= What the exercise asks =
Set down the records once more, please, exactly and with the pictures left out.

+--

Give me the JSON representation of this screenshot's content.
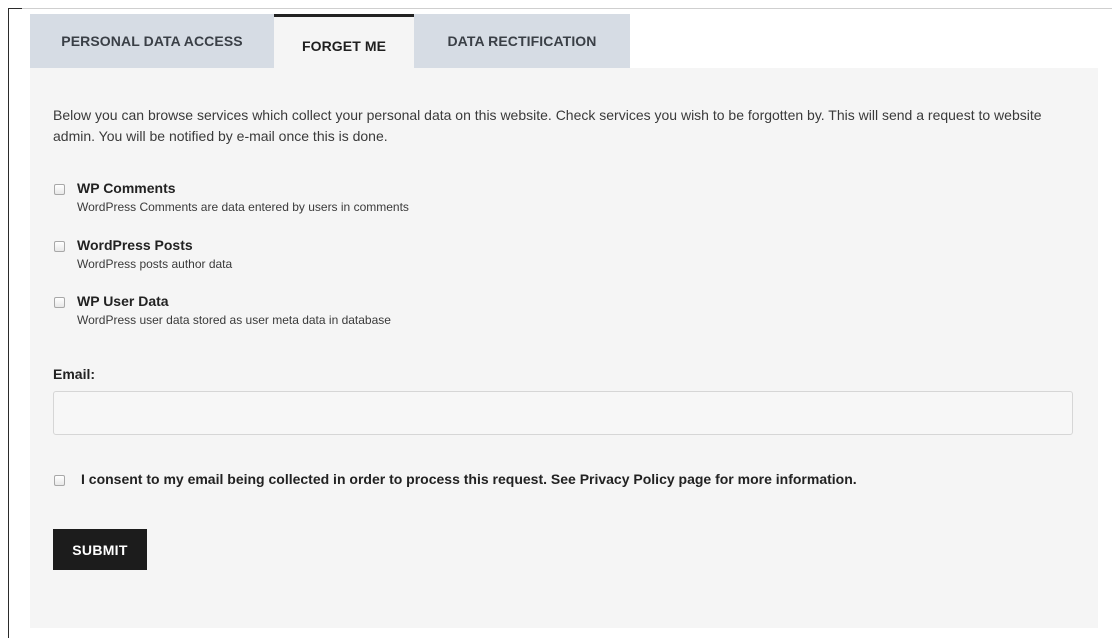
{
  "tabs": [
    {
      "label": "PERSONAL DATA ACCESS",
      "active": false
    },
    {
      "label": "FORGET ME",
      "active": true
    },
    {
      "label": "DATA RECTIFICATION",
      "active": false
    }
  ],
  "intro": "Below you can browse services which collect your personal data on this website. Check services you wish to be forgotten by. This will send a request to website admin. You will be notified by e-mail once this is done.",
  "services": [
    {
      "title": "WP Comments",
      "description": "WordPress Comments are data entered by users in comments",
      "checked": false
    },
    {
      "title": "WordPress Posts",
      "description": "WordPress posts author data",
      "checked": false
    },
    {
      "title": "WP User Data",
      "description": "WordPress user data stored as user meta data in database",
      "checked": false
    }
  ],
  "email": {
    "label": "Email:",
    "value": "",
    "placeholder": ""
  },
  "consent": {
    "text": "I consent to my email being collected in order to process this request. See Privacy Policy page for more information.",
    "checked": false
  },
  "submit_label": "SUBMIT",
  "colors": {
    "tab_inactive_bg": "#d6dce4",
    "panel_bg": "#f5f5f5",
    "button_bg": "#1c1c1c"
  }
}
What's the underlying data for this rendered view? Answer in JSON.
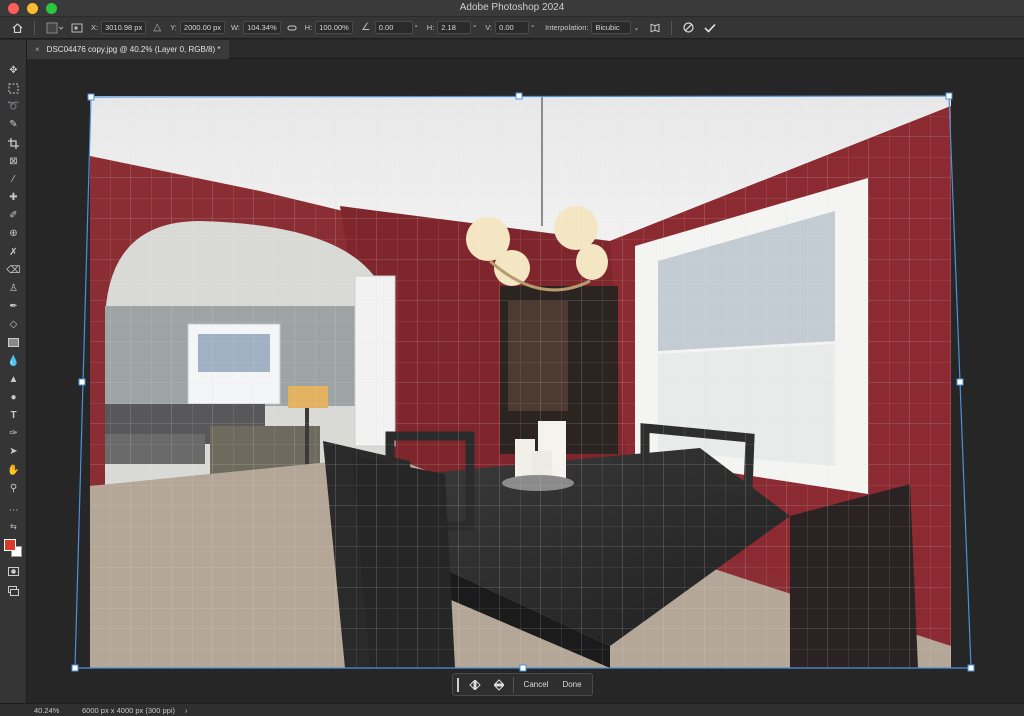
{
  "app": {
    "title": "Adobe Photoshop 2024"
  },
  "options_bar": {
    "x_label": "X:",
    "x_value": "3010.98 px",
    "y_label": "Y:",
    "y_value": "2000.00 px",
    "w_label": "W:",
    "w_value": "104.34%",
    "h_label": "H:",
    "h_value": "100.00%",
    "angle_value": "0.00",
    "angle_unit": "°",
    "hskew_label": "H:",
    "hskew_value": "2.18",
    "hskew_unit": "°",
    "vskew_label": "V:",
    "vskew_value": "0.00",
    "vskew_unit": "°",
    "interp_label": "Interpolation:",
    "interp_value": "Bicubic"
  },
  "document": {
    "tab_title": "DSC04476 copy.jpg @ 40.2% (Layer 0, RGB/8) *"
  },
  "warp_panel": {
    "cancel_label": "Cancel",
    "done_label": "Done"
  },
  "status_bar": {
    "zoom": "40.24%",
    "doc_info": "6000 px x 4000 px (300 ppi)",
    "arrow": "›"
  },
  "colors": {
    "foreground": "#d93a2b",
    "background": "#ffffff",
    "accent": "#4d90d8"
  },
  "icons": [
    "home-icon",
    "transform-reference-icon",
    "link-icon",
    "angle-icon",
    "warp-icon",
    "cancel-icon",
    "commit-icon"
  ]
}
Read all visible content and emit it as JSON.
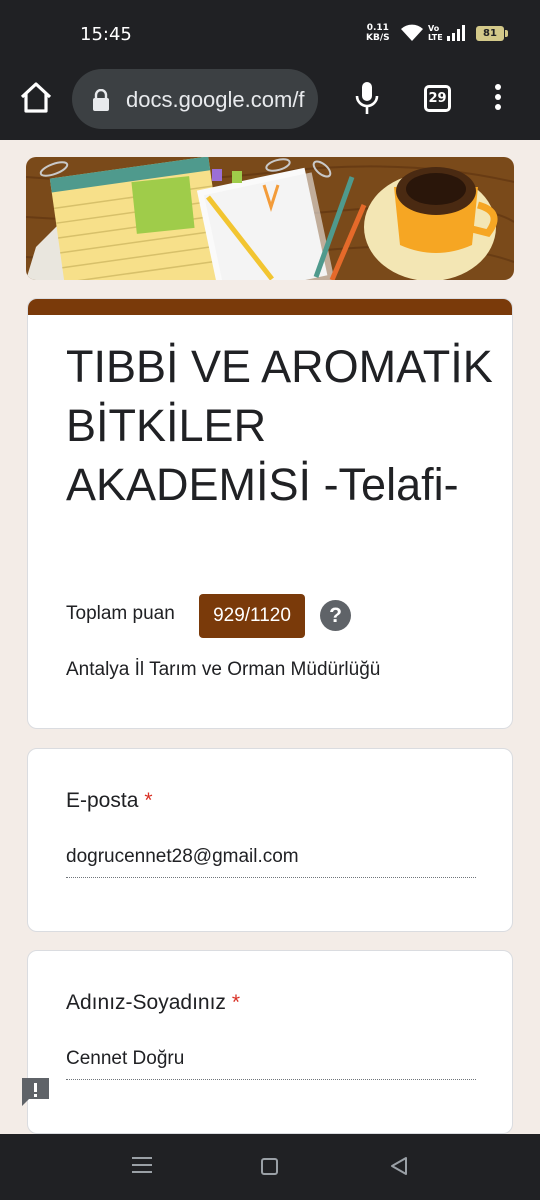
{
  "status": {
    "time": "15:45",
    "speed_value": "0.11",
    "speed_unit": "KB/S",
    "volte_line1": "Vo",
    "volte_line2": "LTE",
    "battery": "81"
  },
  "browser": {
    "url": "docs.google.com/f",
    "tab_count": "29"
  },
  "form": {
    "title": "TIBBİ VE AROMATİK BİTKİLER AKADEMİSİ -Telafi-",
    "score_label": "Toplam puan",
    "score": "929/1120",
    "help_symbol": "?",
    "description": "Antalya İl Tarım ve Orman Müdürlüğü",
    "accent_color": "#7a3a0a"
  },
  "questions": [
    {
      "label": "E-posta",
      "required_mark": "*",
      "answer": "dogrucennet28@gmail.com"
    },
    {
      "label": "Adınız-Soyadınız",
      "required_mark": "*",
      "answer": "Cennet Doğru"
    }
  ]
}
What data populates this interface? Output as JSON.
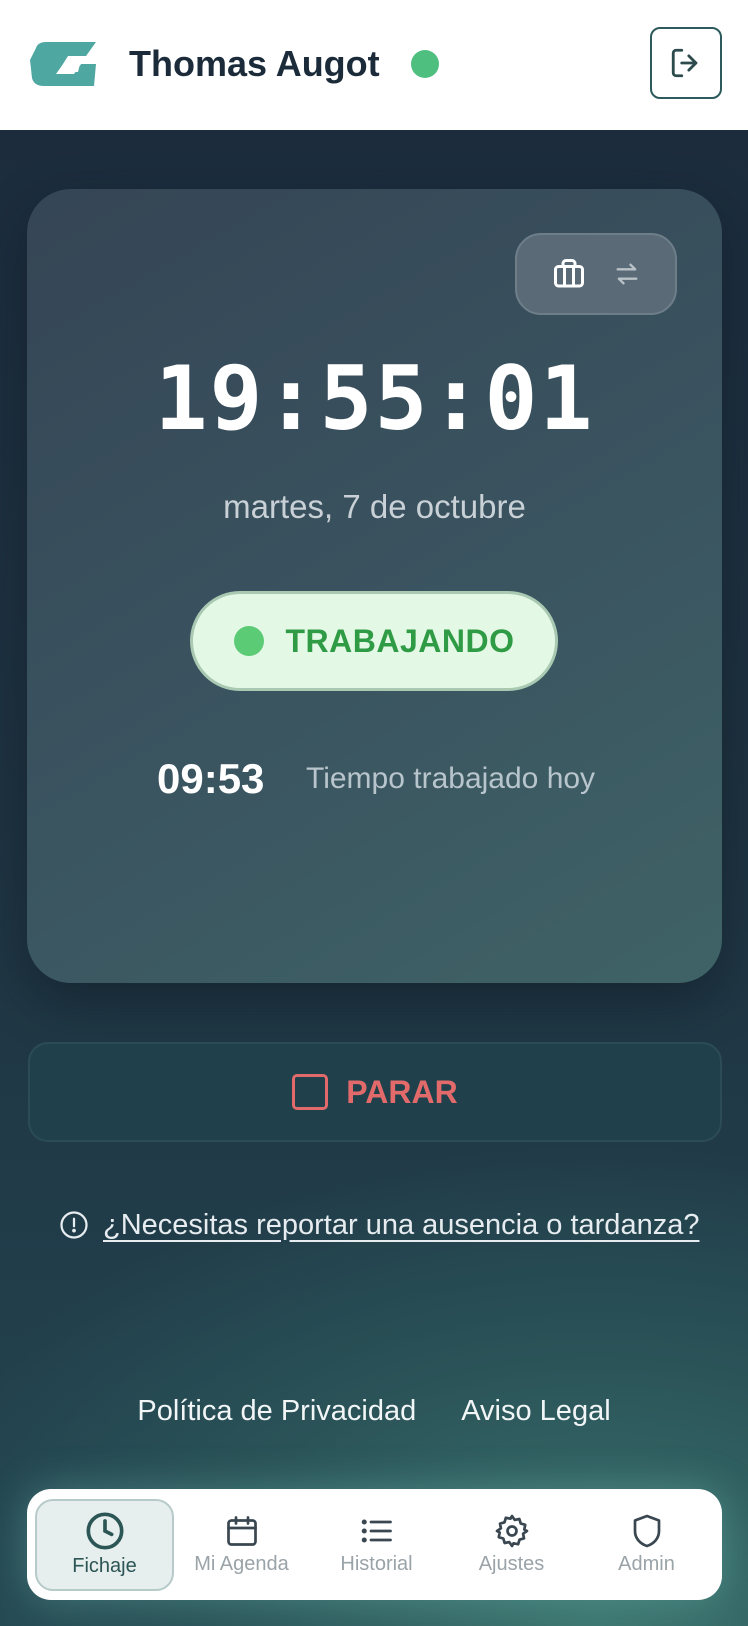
{
  "header": {
    "user_name": "Thomas Augot",
    "status": "online"
  },
  "clock": {
    "time": "19:55:01",
    "date": "martes, 7 de octubre",
    "status_label": "TRABAJANDO",
    "worked_time": "09:53",
    "worked_label": "Tiempo trabajado hoy",
    "mode_icons": [
      "briefcase-icon",
      "swap-arrows-icon"
    ]
  },
  "actions": {
    "stop_label": "PARAR",
    "absence_link": "¿Necesitas reportar una ausencia o tardanza?"
  },
  "footer": {
    "privacy": "Política de Privacidad",
    "legal": "Aviso Legal"
  },
  "nav": {
    "items": [
      {
        "label": "Fichaje",
        "icon": "clock-icon",
        "active": true
      },
      {
        "label": "Mi Agenda",
        "icon": "calendar-icon",
        "active": false
      },
      {
        "label": "Historial",
        "icon": "list-icon",
        "active": false
      },
      {
        "label": "Ajustes",
        "icon": "gear-icon",
        "active": false
      },
      {
        "label": "Admin",
        "icon": "shield-icon",
        "active": false
      }
    ]
  },
  "colors": {
    "accent": "#4fa7a1",
    "online": "#4fbf7f",
    "working": "#2f9b45",
    "stop": "#e26a6a"
  }
}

+--

= Correct output =
Give me the JSON representation of this screenshot's content.
{
  "tabs": [
    {
      "label": "PERSONAL DATA ACCESS",
      "active": false
    },
    {
      "label": "FORGET ME",
      "active": true
    },
    {
      "label": "DATA RECTIFICATION",
      "active": false
    }
  ],
  "intro": "Below you can browse services which collect your personal data on this website. Check services you wish to be forgotten by. This will send a request to website admin. You will be notified by e-mail once this is done.",
  "services": [
    {
      "title": "WP Comments",
      "description": "WordPress Comments are data entered by users in comments",
      "checked": false
    },
    {
      "title": "WordPress Posts",
      "description": "WordPress posts author data",
      "checked": false
    },
    {
      "title": "WP User Data",
      "description": "WordPress user data stored as user meta data in database",
      "checked": false
    }
  ],
  "email": {
    "label": "Email:",
    "value": "",
    "placeholder": ""
  },
  "consent": {
    "text": "I consent to my email being collected in order to process this request. See Privacy Policy page for more information.",
    "checked": false
  },
  "submit_label": "SUBMIT",
  "colors": {
    "tab_inactive_bg": "#d6dce4",
    "panel_bg": "#f5f5f5",
    "button_bg": "#1c1c1c"
  }
}
What's the underlying data for this rendered view? Answer in JSON.
{
  "app": {
    "title": "Adobe Photoshop 2024"
  },
  "options_bar": {
    "x_label": "X:",
    "x_value": "3010.98 px",
    "y_label": "Y:",
    "y_value": "2000.00 px",
    "w_label": "W:",
    "w_value": "104.34%",
    "h_label": "H:",
    "h_value": "100.00%",
    "angle_value": "0.00",
    "angle_unit": "°",
    "hskew_label": "H:",
    "hskew_value": "2.18",
    "hskew_unit": "°",
    "vskew_label": "V:",
    "vskew_value": "0.00",
    "vskew_unit": "°",
    "interp_label": "Interpolation:",
    "interp_value": "Bicubic"
  },
  "document": {
    "tab_title": "DSC04476 copy.jpg @ 40.2% (Layer 0, RGB/8) *"
  },
  "warp_panel": {
    "cancel_label": "Cancel",
    "done_label": "Done"
  },
  "status_bar": {
    "zoom": "40.24%",
    "doc_info": "6000 px x 4000 px (300 ppi)",
    "arrow": "›"
  },
  "colors": {
    "foreground": "#d93a2b",
    "background": "#ffffff",
    "accent": "#4d90d8"
  },
  "icons": [
    "home-icon",
    "transform-reference-icon",
    "link-icon",
    "angle-icon",
    "warp-icon",
    "cancel-icon",
    "commit-icon"
  ]
}
Read all visible content and emit it as JSON.
{
  "status": {
    "time": "15:45",
    "speed_value": "0.11",
    "speed_unit": "KB/S",
    "volte_line1": "Vo",
    "volte_line2": "LTE",
    "battery": "81"
  },
  "browser": {
    "url": "docs.google.com/f",
    "tab_count": "29"
  },
  "form": {
    "title": "TIBBİ VE AROMATİK BİTKİLER AKADEMİSİ -Telafi-",
    "score_label": "Toplam puan",
    "score": "929/1120",
    "help_symbol": "?",
    "description": "Antalya İl Tarım ve Orman Müdürlüğü",
    "accent_color": "#7a3a0a"
  },
  "questions": [
    {
      "label": "E-posta",
      "required_mark": "*",
      "answer": "dogrucennet28@gmail.com"
    },
    {
      "label": "Adınız-Soyadınız",
      "required_mark": "*",
      "answer": "Cennet Doğru"
    }
  ]
}
What data populates this interface? Output as JSON.
{
  "header": {
    "user_name": "Thomas Augot",
    "status": "online"
  },
  "clock": {
    "time": "19:55:01",
    "date": "martes, 7 de octubre",
    "status_label": "TRABAJANDO",
    "worked_time": "09:53",
    "worked_label": "Tiempo trabajado hoy",
    "mode_icons": [
      "briefcase-icon",
      "swap-arrows-icon"
    ]
  },
  "actions": {
    "stop_label": "PARAR",
    "absence_link": "¿Necesitas reportar una ausencia o tardanza?"
  },
  "footer": {
    "privacy": "Política de Privacidad",
    "legal": "Aviso Legal"
  },
  "nav": {
    "items": [
      {
        "label": "Fichaje",
        "icon": "clock-icon",
        "active": true
      },
      {
        "label": "Mi Agenda",
        "icon": "calendar-icon",
        "active": false
      },
      {
        "label": "Historial",
        "icon": "list-icon",
        "active": false
      },
      {
        "label": "Ajustes",
        "icon": "gear-icon",
        "active": false
      },
      {
        "label": "Admin",
        "icon": "shield-icon",
        "active": false
      }
    ]
  },
  "colors": {
    "accent": "#4fa7a1",
    "online": "#4fbf7f",
    "working": "#2f9b45",
    "stop": "#e26a6a"
  }
}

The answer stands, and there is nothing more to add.